● Set exercise
Every entry must be repeated exactly. Exclude all pictures.

· · · · ·

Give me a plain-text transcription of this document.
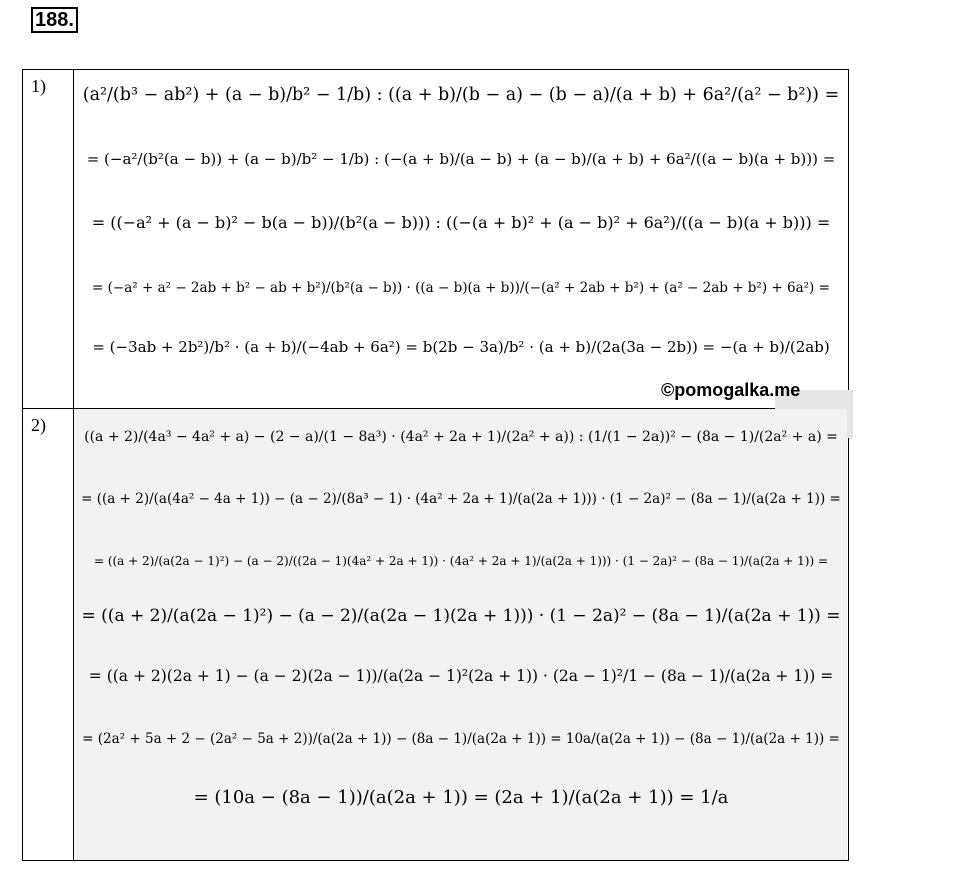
188.
1)	(a²/(b³ − ab²) + (a − b)/b² − 1/b) : ((a + b)/(b − a) − (b − a)/(a + b) + 6a²/(a² − b²)) =
= (−a²/(b²(a − b)) + (a − b)/b² − 1/b) : (−(a + b)/(a − b) + (a − b)/(a + b) + 6a²/((a − b)(a + b))) =
= ((−a² + (a − b)² − b(a − b))/(b²(a − b))) : ((−(a + b)² + (a − b)² + 6a²)/((a − b)(a + b))) =
= (−a² + a² − 2ab + b² − ab + b²)/(b²(a − b)) · ((a − b)(a + b))/(−(a² + 2ab + b²) + (a² − 2ab + b²) + 6a²) =
= (−3ab + 2b²)/b² · (a + b)/(−4ab + 6a²) = b(2b − 3a)/b² · (a + b)/(2a(3a − 2b)) = −(a + b)/(2ab)
©pomogalka.me
2)
((a + 2)/(4a³ − 4a² + a) − (2 − a)/(1 − 8a³) · (4a² + 2a + 1)/(2a² + a)) : (1/(1 − 2a))² − (8a − 1)/(2a² + a) =
= ((a + 2)/(a(4a² − 4a + 1)) − (a − 2)/(8a³ − 1) · (4a² + 2a + 1)/(a(2a + 1))) · (1 − 2a)² − (8a − 1)/(a(2a + 1)) =
= ((a + 2)/(a(2a − 1)²) − (a − 2)/((2a − 1)(4a² + 2a + 1)) · (4a² + 2a + 1)/(a(2a + 1))) · (1 − 2a)² − (8a − 1)/(a(2a + 1)) =
= ((a + 2)/(a(2a − 1)²) − (a − 2)/(a(2a − 1)(2a + 1))) · (1 − 2a)² − (8a − 1)/(a(2a + 1)) =
= ((a + 2)(2a + 1) − (a − 2)(2a − 1))/(a(2a − 1)²(2a + 1)) · (2a − 1)²/1 − (8a − 1)/(a(2a + 1)) =
= (2a² + 5a + 2 − (2a² − 5a + 2))/(a(2a + 1)) − (8a − 1)/(a(2a + 1)) = 10a/(a(2a + 1)) − (8a − 1)/(a(2a + 1)) =
= (10a − (8a − 1))/(a(2a + 1)) = (2a + 1)/(a(2a + 1)) = 1/a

· · · · ·

● Answer
Give me a plain-text transcription of this document.
188.
1)	(a²/(b³ − ab²) + (a − b)/b² − 1/b) : ((a + b)/(b − a) − (b − a)/(a + b) + 6a²/(a² − b²)) =
= (−a²/(b²(a − b)) + (a − b)/b² − 1/b) : (−(a + b)/(a − b) + (a − b)/(a + b) + 6a²/((a − b)(a + b))) =
= ((−a² + (a − b)² − b(a − b))/(b²(a − b))) : ((−(a + b)² + (a − b)² + 6a²)/((a − b)(a + b))) =
= (−a² + a² − 2ab + b² − ab + b²)/(b²(a − b)) · ((a − b)(a + b))/(−(a² + 2ab + b²) + (a² − 2ab + b²) + 6a²) =
= (−3ab + 2b²)/b² · (a + b)/(−4ab + 6a²) = b(2b − 3a)/b² · (a + b)/(2a(3a − 2b)) = −(a + b)/(2ab)
©pomogalka.me
2)
((a + 2)/(4a³ − 4a² + a) − (2 − a)/(1 − 8a³) · (4a² + 2a + 1)/(2a² + a)) : (1/(1 − 2a))² − (8a − 1)/(2a² + a) =
= ((a + 2)/(a(4a² − 4a + 1)) − (a − 2)/(8a³ − 1) · (4a² + 2a + 1)/(a(2a + 1))) · (1 − 2a)² − (8a − 1)/(a(2a + 1)) =
= ((a + 2)/(a(2a − 1)²) − (a − 2)/((2a − 1)(4a² + 2a + 1)) · (4a² + 2a + 1)/(a(2a + 1))) · (1 − 2a)² − (8a − 1)/(a(2a + 1)) =
= ((a + 2)/(a(2a − 1)²) − (a − 2)/(a(2a − 1)(2a + 1))) · (1 − 2a)² − (8a − 1)/(a(2a + 1)) =
= ((a + 2)(2a + 1) − (a − 2)(2a − 1))/(a(2a − 1)²(2a + 1)) · (2a − 1)²/1 − (8a − 1)/(a(2a + 1)) =
= (2a² + 5a + 2 − (2a² − 5a + 2))/(a(2a + 1)) − (8a − 1)/(a(2a + 1)) = 10a/(a(2a + 1)) − (8a − 1)/(a(2a + 1)) =
= (10a − (8a − 1))/(a(2a + 1)) = (2a + 1)/(a(2a + 1)) = 1/a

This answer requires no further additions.